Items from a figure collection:
* * * * *
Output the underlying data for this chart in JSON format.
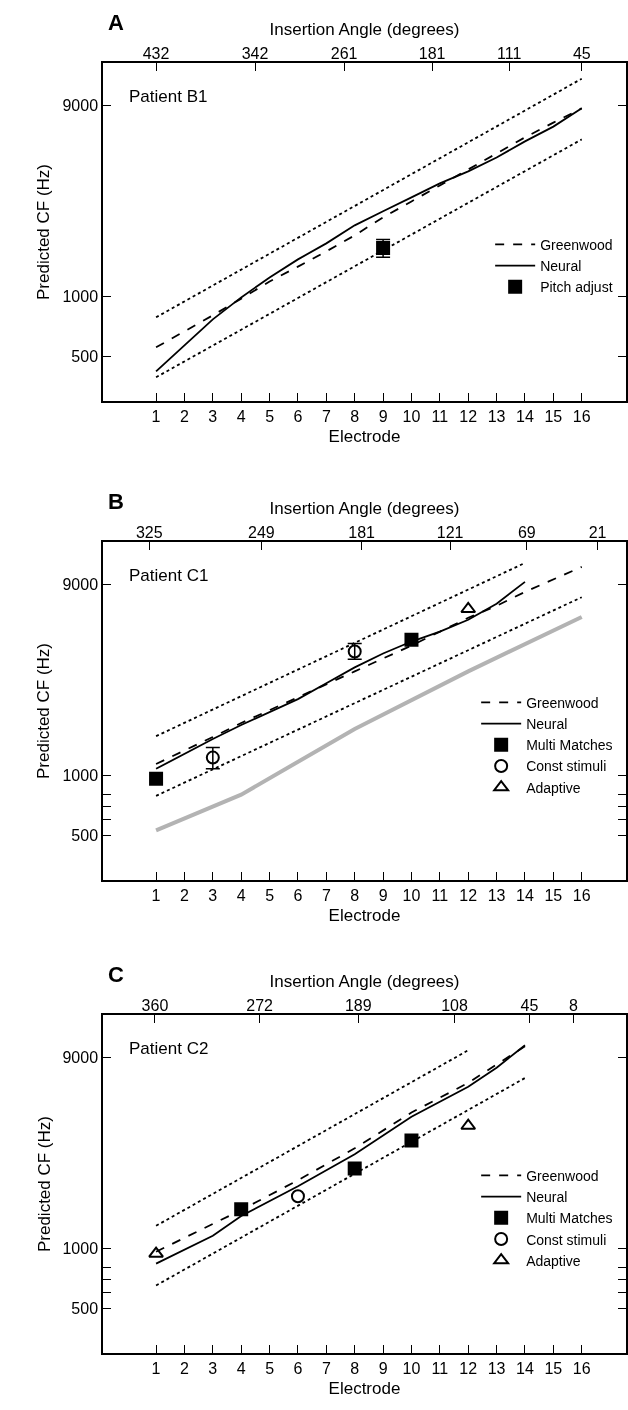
{
  "chart_data": [
    {
      "type": "line",
      "annotations": [
        "A",
        "Patient B1"
      ],
      "xlabel": "Electrode",
      "x2label": "Insertion Angle (degrees)",
      "ylabel": "Predicted CF (Hz)",
      "log": "y",
      "legend": "right",
      "xlim": [
        -0.87,
        17.56
      ],
      "xticks": [
        1,
        2,
        3,
        4,
        5,
        6,
        7,
        8,
        9,
        10,
        11,
        12,
        13,
        14,
        15,
        16
      ],
      "x2lim": [
        480.2,
        4.8
      ],
      "x2ticks": [
        432,
        342,
        261,
        181,
        111,
        45
      ],
      "ylim": [
        300,
        14600
      ],
      "yticks": [
        500,
        1000,
        9000
      ],
      "series": [
        {
          "name": "Greenwood",
          "color": "#000000",
          "line_style": "dashed",
          "marker": "none",
          "x": [
            1,
            2,
            3,
            4,
            5,
            6,
            7,
            8,
            9,
            10,
            11,
            12,
            13,
            14,
            15,
            16
          ],
          "values": [
            556,
            668,
            803,
            973,
            1185,
            1406,
            1675,
            2014,
            2477,
            2974,
            3575,
            4296,
            5165,
            6213,
            7360,
            8670
          ]
        },
        {
          "name": "Neural",
          "color": "#000000",
          "line_style": "solid",
          "marker": "none",
          "x": [
            1,
            2,
            3,
            4,
            5,
            6,
            7,
            8,
            9,
            10,
            11,
            12,
            13,
            14,
            15,
            16
          ],
          "values": [
            422,
            569,
            767,
            987,
            1242,
            1528,
            1837,
            2260,
            2655,
            3115,
            3660,
            4200,
            4930,
            5930,
            7030,
            8670
          ]
        },
        {
          "color": "#000000",
          "line_style": "dotted",
          "marker": "none",
          "x": [
            1,
            16
          ],
          "values": [
            785,
            12190
          ]
        },
        {
          "color": "#000000",
          "line_style": "dotted",
          "marker": "none",
          "x": [
            1,
            16
          ],
          "values": [
            394,
            6070
          ]
        },
        {
          "type": "scatter",
          "name": "Pitch adjust",
          "color": "#000000",
          "marker": "square",
          "x": [
            9
          ],
          "values": [
            1740
          ],
          "errors": [
            [
              1565,
              1920
            ]
          ]
        }
      ]
    },
    {
      "type": "line",
      "annotations": [
        "B",
        "Patient C1"
      ],
      "xlabel": "Electrode",
      "x2label": "Insertion Angle (degrees)",
      "ylabel": "Predicted CF (Hz)",
      "log": "y",
      "legend": "right",
      "xlim": [
        -0.87,
        17.56
      ],
      "xticks": [
        1,
        2,
        3,
        4,
        5,
        6,
        7,
        8,
        9,
        10,
        11,
        12,
        13,
        14,
        15,
        16
      ],
      "x2lim": [
        356.4,
        1.7
      ],
      "x2ticks": [
        325,
        249,
        181,
        121,
        69,
        21
      ],
      "ylim": [
        300,
        14600
      ],
      "yticks": [
        500,
        {
          "value": 600,
          "label": null
        },
        {
          "value": 700,
          "label": null
        },
        {
          "value": 800,
          "label": null
        },
        1000,
        9000
      ],
      "series": [
        {
          "name": "Greenwood",
          "color": "#000000",
          "line_style": "dashed",
          "marker": "none",
          "x": [
            1,
            3,
            4,
            6,
            8,
            10,
            12,
            13,
            14,
            16
          ],
          "values": [
            1138,
            1552,
            1823,
            2450,
            3300,
            4440,
            6110,
            7010,
            8230,
            10970
          ]
        },
        {
          "name": "Neural",
          "color": "#000000",
          "line_style": "solid",
          "marker": "none",
          "x": [
            1,
            3,
            4,
            6,
            7,
            8,
            9,
            10,
            11,
            12,
            13,
            14
          ],
          "values": [
            1077,
            1517,
            1782,
            2400,
            2880,
            3455,
            4055,
            4650,
            5210,
            5970,
            7180,
            9230
          ]
        },
        {
          "color": "#000000",
          "line_style": "dotted",
          "marker": "none",
          "x": [
            1,
            14
          ],
          "values": [
            1567,
            11480
          ]
        },
        {
          "color": "#000000",
          "line_style": "dotted",
          "marker": "none",
          "x": [
            1,
            16
          ],
          "values": [
            789,
            7740
          ]
        },
        {
          "color": "#b3b3b3",
          "line_style": "solid",
          "marker": "none",
          "x": [
            1,
            4,
            8,
            12,
            16
          ],
          "values": [
            531,
            800,
            1702,
            3300,
            6170
          ]
        },
        {
          "type": "scatter",
          "name": "Multi Matches",
          "color": "#000000",
          "marker": "square",
          "x": [
            1,
            10
          ],
          "values": [
            961,
            4750
          ]
        },
        {
          "type": "scatter",
          "name": "Const stimuli",
          "color": "#000000",
          "marker": "circle",
          "x": [
            3,
            8
          ],
          "values": [
            1225,
            4150
          ],
          "errors": [
            [
              1077,
              1374
            ],
            [
              3790,
              4540
            ]
          ]
        },
        {
          "type": "scatter",
          "name": "Adaptive",
          "color": "#000000",
          "marker": "triangle",
          "x": [
            12
          ],
          "values": [
            6760
          ]
        }
      ]
    },
    {
      "type": "line",
      "annotations": [
        "C",
        "Patient C2"
      ],
      "xlabel": "Electrode",
      "x2label": "Insertion Angle (degrees)",
      "ylabel": "Predicted CF (Hz)",
      "log": "y",
      "legend": "right",
      "xlim": [
        -0.87,
        17.56
      ],
      "xticks": [
        1,
        2,
        3,
        4,
        5,
        6,
        7,
        8,
        9,
        10,
        11,
        12,
        13,
        14,
        15,
        16
      ],
      "x2lim": [
        403.7,
        -36.2
      ],
      "x2ticks": [
        360,
        272,
        189,
        108,
        45,
        8
      ],
      "ylim": [
        300,
        14600
      ],
      "yticks": [
        500,
        {
          "value": 600,
          "label": null
        },
        {
          "value": 700,
          "label": null
        },
        {
          "value": 800,
          "label": null
        },
        1000,
        9000
      ],
      "series": [
        {
          "name": "Greenwood",
          "color": "#000000",
          "line_style": "dashed",
          "marker": "none",
          "x": [
            1,
            4,
            6,
            8,
            10,
            12,
            14
          ],
          "values": [
            961,
            1553,
            2187,
            3155,
            4760,
            6700,
            10200
          ]
        },
        {
          "name": "Neural",
          "color": "#000000",
          "line_style": "solid",
          "marker": "none",
          "x": [
            1,
            3,
            4,
            6,
            8,
            10,
            12,
            13,
            14
          ],
          "values": [
            838,
            1154,
            1449,
            2041,
            2945,
            4540,
            6400,
            7970,
            10320
          ]
        },
        {
          "color": "#000000",
          "line_style": "dotted",
          "marker": "none",
          "x": [
            1,
            12
          ],
          "values": [
            1295,
            9740
          ]
        },
        {
          "color": "#000000",
          "line_style": "dotted",
          "marker": "none",
          "x": [
            1,
            14
          ],
          "values": [
            652,
            7080
          ]
        },
        {
          "type": "scatter",
          "name": "Multi Matches",
          "color": "#000000",
          "marker": "square",
          "x": [
            4,
            8,
            10
          ],
          "values": [
            1566,
            2506,
            3455
          ]
        },
        {
          "type": "scatter",
          "name": "Const stimuli",
          "color": "#000000",
          "marker": "circle",
          "x": [
            6
          ],
          "values": [
            1820
          ]
        },
        {
          "type": "scatter",
          "name": "Adaptive",
          "color": "#000000",
          "marker": "triangle",
          "x": [
            1,
            12
          ],
          "values": [
            940,
            4090
          ]
        }
      ]
    }
  ]
}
* * * * *
◆ Request:
Images in the records should not be copied. Repeat all the rest exactly.

◆ Exercise answer:
Output the underlying data for this chart in JSON format.
{
  "chart_data": [
    {
      "type": "line",
      "annotations": [
        "A",
        "Patient B1"
      ],
      "xlabel": "Electrode",
      "x2label": "Insertion Angle (degrees)",
      "ylabel": "Predicted CF (Hz)",
      "log": "y",
      "legend": "right",
      "xlim": [
        -0.87,
        17.56
      ],
      "xticks": [
        1,
        2,
        3,
        4,
        5,
        6,
        7,
        8,
        9,
        10,
        11,
        12,
        13,
        14,
        15,
        16
      ],
      "x2lim": [
        480.2,
        4.8
      ],
      "x2ticks": [
        432,
        342,
        261,
        181,
        111,
        45
      ],
      "ylim": [
        300,
        14600
      ],
      "yticks": [
        500,
        1000,
        9000
      ],
      "series": [
        {
          "name": "Greenwood",
          "color": "#000000",
          "line_style": "dashed",
          "marker": "none",
          "x": [
            1,
            2,
            3,
            4,
            5,
            6,
            7,
            8,
            9,
            10,
            11,
            12,
            13,
            14,
            15,
            16
          ],
          "values": [
            556,
            668,
            803,
            973,
            1185,
            1406,
            1675,
            2014,
            2477,
            2974,
            3575,
            4296,
            5165,
            6213,
            7360,
            8670
          ]
        },
        {
          "name": "Neural",
          "color": "#000000",
          "line_style": "solid",
          "marker": "none",
          "x": [
            1,
            2,
            3,
            4,
            5,
            6,
            7,
            8,
            9,
            10,
            11,
            12,
            13,
            14,
            15,
            16
          ],
          "values": [
            422,
            569,
            767,
            987,
            1242,
            1528,
            1837,
            2260,
            2655,
            3115,
            3660,
            4200,
            4930,
            5930,
            7030,
            8670
          ]
        },
        {
          "color": "#000000",
          "line_style": "dotted",
          "marker": "none",
          "x": [
            1,
            16
          ],
          "values": [
            785,
            12190
          ]
        },
        {
          "color": "#000000",
          "line_style": "dotted",
          "marker": "none",
          "x": [
            1,
            16
          ],
          "values": [
            394,
            6070
          ]
        },
        {
          "type": "scatter",
          "name": "Pitch adjust",
          "color": "#000000",
          "marker": "square",
          "x": [
            9
          ],
          "values": [
            1740
          ],
          "errors": [
            [
              1565,
              1920
            ]
          ]
        }
      ]
    },
    {
      "type": "line",
      "annotations": [
        "B",
        "Patient C1"
      ],
      "xlabel": "Electrode",
      "x2label": "Insertion Angle (degrees)",
      "ylabel": "Predicted CF (Hz)",
      "log": "y",
      "legend": "right",
      "xlim": [
        -0.87,
        17.56
      ],
      "xticks": [
        1,
        2,
        3,
        4,
        5,
        6,
        7,
        8,
        9,
        10,
        11,
        12,
        13,
        14,
        15,
        16
      ],
      "x2lim": [
        356.4,
        1.7
      ],
      "x2ticks": [
        325,
        249,
        181,
        121,
        69,
        21
      ],
      "ylim": [
        300,
        14600
      ],
      "yticks": [
        500,
        {
          "value": 600,
          "label": null
        },
        {
          "value": 700,
          "label": null
        },
        {
          "value": 800,
          "label": null
        },
        1000,
        9000
      ],
      "series": [
        {
          "name": "Greenwood",
          "color": "#000000",
          "line_style": "dashed",
          "marker": "none",
          "x": [
            1,
            3,
            4,
            6,
            8,
            10,
            12,
            13,
            14,
            16
          ],
          "values": [
            1138,
            1552,
            1823,
            2450,
            3300,
            4440,
            6110,
            7010,
            8230,
            10970
          ]
        },
        {
          "name": "Neural",
          "color": "#000000",
          "line_style": "solid",
          "marker": "none",
          "x": [
            1,
            3,
            4,
            6,
            7,
            8,
            9,
            10,
            11,
            12,
            13,
            14
          ],
          "values": [
            1077,
            1517,
            1782,
            2400,
            2880,
            3455,
            4055,
            4650,
            5210,
            5970,
            7180,
            9230
          ]
        },
        {
          "color": "#000000",
          "line_style": "dotted",
          "marker": "none",
          "x": [
            1,
            14
          ],
          "values": [
            1567,
            11480
          ]
        },
        {
          "color": "#000000",
          "line_style": "dotted",
          "marker": "none",
          "x": [
            1,
            16
          ],
          "values": [
            789,
            7740
          ]
        },
        {
          "color": "#b3b3b3",
          "line_style": "solid",
          "marker": "none",
          "x": [
            1,
            4,
            8,
            12,
            16
          ],
          "values": [
            531,
            800,
            1702,
            3300,
            6170
          ]
        },
        {
          "type": "scatter",
          "name": "Multi Matches",
          "color": "#000000",
          "marker": "square",
          "x": [
            1,
            10
          ],
          "values": [
            961,
            4750
          ]
        },
        {
          "type": "scatter",
          "name": "Const stimuli",
          "color": "#000000",
          "marker": "circle",
          "x": [
            3,
            8
          ],
          "values": [
            1225,
            4150
          ],
          "errors": [
            [
              1077,
              1374
            ],
            [
              3790,
              4540
            ]
          ]
        },
        {
          "type": "scatter",
          "name": "Adaptive",
          "color": "#000000",
          "marker": "triangle",
          "x": [
            12
          ],
          "values": [
            6760
          ]
        }
      ]
    },
    {
      "type": "line",
      "annotations": [
        "C",
        "Patient C2"
      ],
      "xlabel": "Electrode",
      "x2label": "Insertion Angle (degrees)",
      "ylabel": "Predicted CF (Hz)",
      "log": "y",
      "legend": "right",
      "xlim": [
        -0.87,
        17.56
      ],
      "xticks": [
        1,
        2,
        3,
        4,
        5,
        6,
        7,
        8,
        9,
        10,
        11,
        12,
        13,
        14,
        15,
        16
      ],
      "x2lim": [
        403.7,
        -36.2
      ],
      "x2ticks": [
        360,
        272,
        189,
        108,
        45,
        8
      ],
      "ylim": [
        300,
        14600
      ],
      "yticks": [
        500,
        {
          "value": 600,
          "label": null
        },
        {
          "value": 700,
          "label": null
        },
        {
          "value": 800,
          "label": null
        },
        1000,
        9000
      ],
      "series": [
        {
          "name": "Greenwood",
          "color": "#000000",
          "line_style": "dashed",
          "marker": "none",
          "x": [
            1,
            4,
            6,
            8,
            10,
            12,
            14
          ],
          "values": [
            961,
            1553,
            2187,
            3155,
            4760,
            6700,
            10200
          ]
        },
        {
          "name": "Neural",
          "color": "#000000",
          "line_style": "solid",
          "marker": "none",
          "x": [
            1,
            3,
            4,
            6,
            8,
            10,
            12,
            13,
            14
          ],
          "values": [
            838,
            1154,
            1449,
            2041,
            2945,
            4540,
            6400,
            7970,
            10320
          ]
        },
        {
          "color": "#000000",
          "line_style": "dotted",
          "marker": "none",
          "x": [
            1,
            12
          ],
          "values": [
            1295,
            9740
          ]
        },
        {
          "color": "#000000",
          "line_style": "dotted",
          "marker": "none",
          "x": [
            1,
            14
          ],
          "values": [
            652,
            7080
          ]
        },
        {
          "type": "scatter",
          "name": "Multi Matches",
          "color": "#000000",
          "marker": "square",
          "x": [
            4,
            8,
            10
          ],
          "values": [
            1566,
            2506,
            3455
          ]
        },
        {
          "type": "scatter",
          "name": "Const stimuli",
          "color": "#000000",
          "marker": "circle",
          "x": [
            6
          ],
          "values": [
            1820
          ]
        },
        {
          "type": "scatter",
          "name": "Adaptive",
          "color": "#000000",
          "marker": "triangle",
          "x": [
            1,
            12
          ],
          "values": [
            940,
            4090
          ]
        }
      ]
    }
  ]
}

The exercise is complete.